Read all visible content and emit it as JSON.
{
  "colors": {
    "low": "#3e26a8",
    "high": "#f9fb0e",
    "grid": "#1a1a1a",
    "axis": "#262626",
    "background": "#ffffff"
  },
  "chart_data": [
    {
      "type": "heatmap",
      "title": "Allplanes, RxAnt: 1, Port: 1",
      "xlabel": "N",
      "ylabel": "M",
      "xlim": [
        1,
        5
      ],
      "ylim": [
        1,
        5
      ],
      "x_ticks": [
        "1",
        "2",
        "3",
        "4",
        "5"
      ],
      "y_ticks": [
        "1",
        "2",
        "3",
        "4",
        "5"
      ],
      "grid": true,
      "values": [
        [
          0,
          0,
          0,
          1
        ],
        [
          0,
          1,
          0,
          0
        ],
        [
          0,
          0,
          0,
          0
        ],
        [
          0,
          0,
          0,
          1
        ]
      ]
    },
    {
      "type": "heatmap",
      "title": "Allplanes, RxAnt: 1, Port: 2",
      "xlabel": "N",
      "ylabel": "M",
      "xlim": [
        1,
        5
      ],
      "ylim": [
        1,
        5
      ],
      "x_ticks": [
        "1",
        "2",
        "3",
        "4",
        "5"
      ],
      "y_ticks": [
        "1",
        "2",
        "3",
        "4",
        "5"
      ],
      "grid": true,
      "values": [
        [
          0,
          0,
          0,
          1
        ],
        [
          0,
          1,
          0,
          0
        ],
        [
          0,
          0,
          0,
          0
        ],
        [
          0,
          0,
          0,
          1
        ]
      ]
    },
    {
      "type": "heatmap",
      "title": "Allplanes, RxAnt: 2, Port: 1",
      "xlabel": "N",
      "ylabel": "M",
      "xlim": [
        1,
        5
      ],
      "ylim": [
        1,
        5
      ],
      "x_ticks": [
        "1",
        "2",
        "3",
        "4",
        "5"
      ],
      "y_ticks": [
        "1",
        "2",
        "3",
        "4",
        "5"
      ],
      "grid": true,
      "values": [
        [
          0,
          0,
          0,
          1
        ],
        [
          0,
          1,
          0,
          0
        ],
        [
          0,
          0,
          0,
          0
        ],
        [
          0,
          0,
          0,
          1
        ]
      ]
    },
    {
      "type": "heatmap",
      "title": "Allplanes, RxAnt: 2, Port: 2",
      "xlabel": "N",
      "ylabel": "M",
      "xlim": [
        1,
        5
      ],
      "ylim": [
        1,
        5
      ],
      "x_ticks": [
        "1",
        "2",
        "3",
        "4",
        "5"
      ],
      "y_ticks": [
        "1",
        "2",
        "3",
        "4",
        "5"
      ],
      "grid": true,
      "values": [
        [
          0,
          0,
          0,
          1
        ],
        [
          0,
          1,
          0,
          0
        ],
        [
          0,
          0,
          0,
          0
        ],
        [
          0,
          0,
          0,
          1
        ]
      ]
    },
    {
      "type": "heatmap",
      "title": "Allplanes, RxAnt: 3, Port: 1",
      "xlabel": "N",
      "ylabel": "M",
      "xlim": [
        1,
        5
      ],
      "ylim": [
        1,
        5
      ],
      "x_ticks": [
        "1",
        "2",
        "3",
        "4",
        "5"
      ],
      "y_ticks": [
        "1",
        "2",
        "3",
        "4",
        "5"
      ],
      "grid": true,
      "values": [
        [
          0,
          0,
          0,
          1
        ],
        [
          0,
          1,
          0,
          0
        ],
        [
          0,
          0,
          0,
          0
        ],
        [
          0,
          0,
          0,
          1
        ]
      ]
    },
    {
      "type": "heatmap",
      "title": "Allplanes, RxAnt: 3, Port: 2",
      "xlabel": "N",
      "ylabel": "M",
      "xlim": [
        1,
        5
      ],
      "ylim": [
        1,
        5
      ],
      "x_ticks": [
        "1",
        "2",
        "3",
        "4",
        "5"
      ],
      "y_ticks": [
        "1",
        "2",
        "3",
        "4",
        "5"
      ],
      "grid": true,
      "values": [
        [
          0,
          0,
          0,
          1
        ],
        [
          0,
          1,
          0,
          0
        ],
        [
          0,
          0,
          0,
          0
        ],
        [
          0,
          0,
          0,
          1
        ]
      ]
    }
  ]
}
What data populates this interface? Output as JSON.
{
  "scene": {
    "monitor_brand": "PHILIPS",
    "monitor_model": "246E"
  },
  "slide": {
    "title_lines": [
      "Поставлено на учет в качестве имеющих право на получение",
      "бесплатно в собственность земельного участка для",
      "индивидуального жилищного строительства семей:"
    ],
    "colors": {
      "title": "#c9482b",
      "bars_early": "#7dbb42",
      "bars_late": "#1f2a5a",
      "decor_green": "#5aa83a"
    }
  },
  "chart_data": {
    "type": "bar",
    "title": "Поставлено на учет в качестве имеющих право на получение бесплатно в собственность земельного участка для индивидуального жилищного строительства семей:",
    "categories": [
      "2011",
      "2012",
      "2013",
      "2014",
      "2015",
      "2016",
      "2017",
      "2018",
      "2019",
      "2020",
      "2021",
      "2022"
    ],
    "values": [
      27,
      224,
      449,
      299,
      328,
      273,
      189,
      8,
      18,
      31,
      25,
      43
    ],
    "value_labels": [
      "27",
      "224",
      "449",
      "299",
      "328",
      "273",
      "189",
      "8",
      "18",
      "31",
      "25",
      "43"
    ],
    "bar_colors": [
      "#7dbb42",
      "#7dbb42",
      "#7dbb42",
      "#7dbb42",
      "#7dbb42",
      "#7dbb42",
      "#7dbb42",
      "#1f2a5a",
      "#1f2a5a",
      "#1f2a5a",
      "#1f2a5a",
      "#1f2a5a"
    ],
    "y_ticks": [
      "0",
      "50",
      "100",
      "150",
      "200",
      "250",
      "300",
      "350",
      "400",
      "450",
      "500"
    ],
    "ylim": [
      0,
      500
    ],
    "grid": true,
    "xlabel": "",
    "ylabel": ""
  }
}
★ ★ ★ ★ ★
*Task brief*
Pick out each line in the material containing "Port".

*Complete output*
      "title": "Allplanes, RxAnt: 1, Port: 1",
      "title": "Allplanes, RxAnt: 1, Port: 2",
      "title": "Allplanes, RxAnt: 2, Port: 1",
      "title": "Allplanes, RxAnt: 2, Port: 2",
      "title": "Allplanes, RxAnt: 3, Port: 1",
      "title": "Allplanes, RxAnt: 3, Port: 2",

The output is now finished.